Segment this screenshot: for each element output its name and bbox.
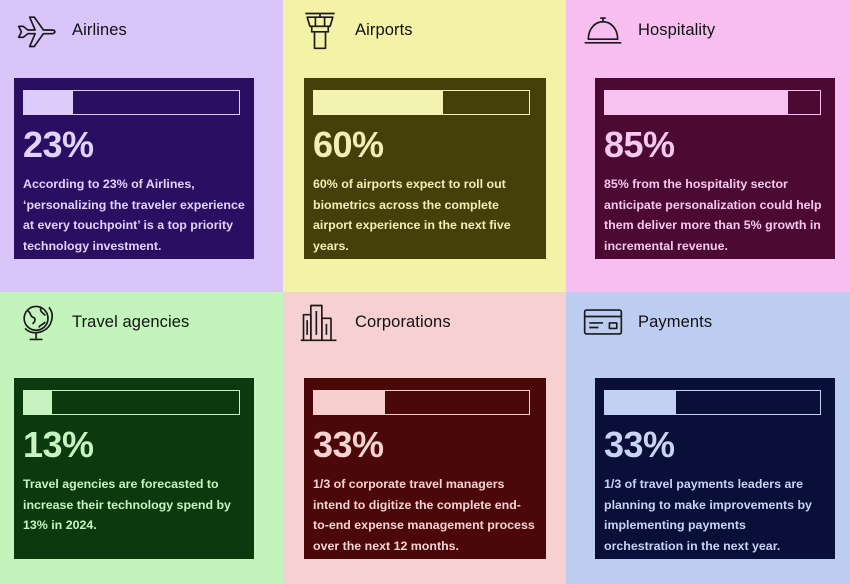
tile-label: Travel agencies xyxy=(72,312,190,331)
stat-value: 85% xyxy=(604,124,675,165)
progress-bar xyxy=(313,390,530,415)
tile-label: Corporations xyxy=(355,312,451,331)
stat-description: 1/3 of travel payments leaders are plann… xyxy=(604,477,812,553)
progress-bar xyxy=(23,390,240,415)
tile-header: Corporations xyxy=(297,299,451,345)
stat-value: 33% xyxy=(313,424,384,465)
credit-card-icon xyxy=(580,299,626,345)
service-bell-icon xyxy=(580,7,626,53)
globe-icon xyxy=(14,299,60,345)
progress-bar xyxy=(604,90,821,115)
tile-header: Hospitality xyxy=(580,7,715,53)
stat-value: 23% xyxy=(23,124,94,165)
stat-tile-hospitality: Hospitality 85% 85% from the hospitality… xyxy=(566,0,850,292)
stat-tile-payments: Payments 33% 1/3 of travel payments lead… xyxy=(566,292,850,584)
progress-bar-fill xyxy=(24,91,74,114)
progress-bar-fill xyxy=(605,91,788,114)
stat-value: 33% xyxy=(604,424,675,465)
stat-card: 23% According to 23% of Airlines, ‘perso… xyxy=(14,78,254,259)
tile-label: Airports xyxy=(355,20,413,39)
stat-tile-airports: Airports 60% 60% of airports expect to r… xyxy=(283,0,566,292)
progress-bar-fill xyxy=(24,391,52,414)
progress-bar-fill xyxy=(605,391,676,414)
stat-value: 13% xyxy=(23,424,94,465)
stat-card: 13% Travel agencies are forecasted to in… xyxy=(14,378,254,559)
stat-tile-corporations: Corporations 33% 1/3 of corporate travel… xyxy=(283,292,566,584)
stat-card: 85% 85% from the hospitality sector anti… xyxy=(595,78,835,259)
stat-tile-travel-agencies: Travel agencies 13% Travel agencies are … xyxy=(0,292,283,584)
progress-bar xyxy=(604,390,821,415)
tile-label: Airlines xyxy=(72,20,127,39)
stat-card: 33% 1/3 of travel payments leaders are p… xyxy=(595,378,835,559)
tile-header: Airports xyxy=(297,7,413,53)
progress-bar-fill xyxy=(314,391,385,414)
stat-description: According to 23% of Airlines, ‘personali… xyxy=(23,177,245,253)
stat-card: 60% 60% of airports expect to roll out b… xyxy=(304,78,546,259)
stat-description: 60% of airports expect to roll out biome… xyxy=(313,177,511,253)
tile-header: Payments xyxy=(580,299,712,345)
stat-card: 33% 1/3 of corporate travel managers int… xyxy=(304,378,546,559)
stat-description: 1/3 of corporate travel managers intend … xyxy=(313,477,535,553)
stat-description: 85% from the hospitality sector anticipa… xyxy=(604,177,822,253)
progress-bar-fill xyxy=(314,91,443,114)
buildings-icon xyxy=(297,299,343,345)
stat-value: 60% xyxy=(313,124,384,165)
progress-bar xyxy=(313,90,530,115)
stat-tile-airlines: Airlines 23% According to 23% of Airline… xyxy=(0,0,283,292)
tile-header: Travel agencies xyxy=(14,299,189,345)
airplane-icon xyxy=(14,7,60,53)
tile-label: Payments xyxy=(638,312,713,331)
control-tower-icon xyxy=(297,7,343,53)
progress-bar xyxy=(23,90,240,115)
tile-label: Hospitality xyxy=(638,20,716,39)
stat-description: Travel agencies are forecasted to increa… xyxy=(23,477,231,532)
tile-header: Airlines xyxy=(14,7,127,53)
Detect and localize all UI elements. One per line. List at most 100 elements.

_ _ _ _

### [УСЛОВИЕ ЗАДАНИЯ]
Повторите все записи выше, сохранив каждую строку без изменений. Изображения в ответ не включайте.

### [ИТОГОВЫЙ РЕЗУЛЬТАТ]
Segment this screenshot: for each element output its name and bbox.
tile-label: Travel agencies xyxy=(72,312,190,331)
stat-value: 85% xyxy=(604,124,675,165)
progress-bar xyxy=(313,390,530,415)
tile-label: Corporations xyxy=(355,312,451,331)
stat-description: 1/3 of travel payments leaders are plann… xyxy=(604,477,812,553)
progress-bar xyxy=(23,390,240,415)
tile-header: Corporations xyxy=(297,299,451,345)
stat-value: 33% xyxy=(313,424,384,465)
credit-card-icon xyxy=(580,299,626,345)
service-bell-icon xyxy=(580,7,626,53)
globe-icon xyxy=(14,299,60,345)
progress-bar xyxy=(604,90,821,115)
tile-header: Hospitality xyxy=(580,7,715,53)
stat-value: 23% xyxy=(23,124,94,165)
stat-tile-hospitality: Hospitality 85% 85% from the hospitality… xyxy=(566,0,850,292)
stat-tile-payments: Payments 33% 1/3 of travel payments lead… xyxy=(566,292,850,584)
progress-bar-fill xyxy=(24,91,74,114)
progress-bar-fill xyxy=(605,91,788,114)
stat-value: 33% xyxy=(604,424,675,465)
stat-card: 23% According to 23% of Airlines, ‘perso… xyxy=(14,78,254,259)
tile-label: Airports xyxy=(355,20,413,39)
stat-tile-airports: Airports 60% 60% of airports expect to r… xyxy=(283,0,566,292)
progress-bar-fill xyxy=(24,391,52,414)
progress-bar-fill xyxy=(605,391,676,414)
stat-value: 13% xyxy=(23,424,94,465)
stat-card: 13% Travel agencies are forecasted to in… xyxy=(14,378,254,559)
stat-tile-corporations: Corporations 33% 1/3 of corporate travel… xyxy=(283,292,566,584)
stat-card: 85% 85% from the hospitality sector anti… xyxy=(595,78,835,259)
stat-tile-travel-agencies: Travel agencies 13% Travel agencies are … xyxy=(0,292,283,584)
progress-bar xyxy=(604,390,821,415)
tile-label: Airlines xyxy=(72,20,127,39)
stat-card: 33% 1/3 of travel payments leaders are p… xyxy=(595,378,835,559)
tile-header: Airports xyxy=(297,7,413,53)
progress-bar-fill xyxy=(314,391,385,414)
stat-description: According to 23% of Airlines, ‘personali… xyxy=(23,177,245,253)
stat-card: 60% 60% of airports expect to roll out b… xyxy=(304,78,546,259)
stat-description: 60% of airports expect to roll out biome… xyxy=(313,177,511,253)
tile-header: Payments xyxy=(580,299,712,345)
stat-card: 33% 1/3 of corporate travel managers int… xyxy=(304,378,546,559)
stat-description: 1/3 of corporate travel managers intend … xyxy=(313,477,535,553)
stat-description: 85% from the hospitality sector anticipa… xyxy=(604,177,822,253)
progress-bar-fill xyxy=(314,91,443,114)
buildings-icon xyxy=(297,299,343,345)
stat-value: 60% xyxy=(313,124,384,165)
progress-bar xyxy=(313,90,530,115)
stat-tile-airlines: Airlines 23% According to 23% of Airline… xyxy=(0,0,283,292)
tile-header: Travel agencies xyxy=(14,299,189,345)
airplane-icon xyxy=(14,7,60,53)
tile-label: Payments xyxy=(638,312,713,331)
control-tower-icon xyxy=(297,7,343,53)
progress-bar xyxy=(23,90,240,115)
tile-label: Hospitality xyxy=(638,20,716,39)
stat-description: Travel agencies are forecasted to increa… xyxy=(23,477,231,532)
tile-header: Airlines xyxy=(14,7,127,53)
Detect and localize all UI elements. One per line. List at most 100 elements.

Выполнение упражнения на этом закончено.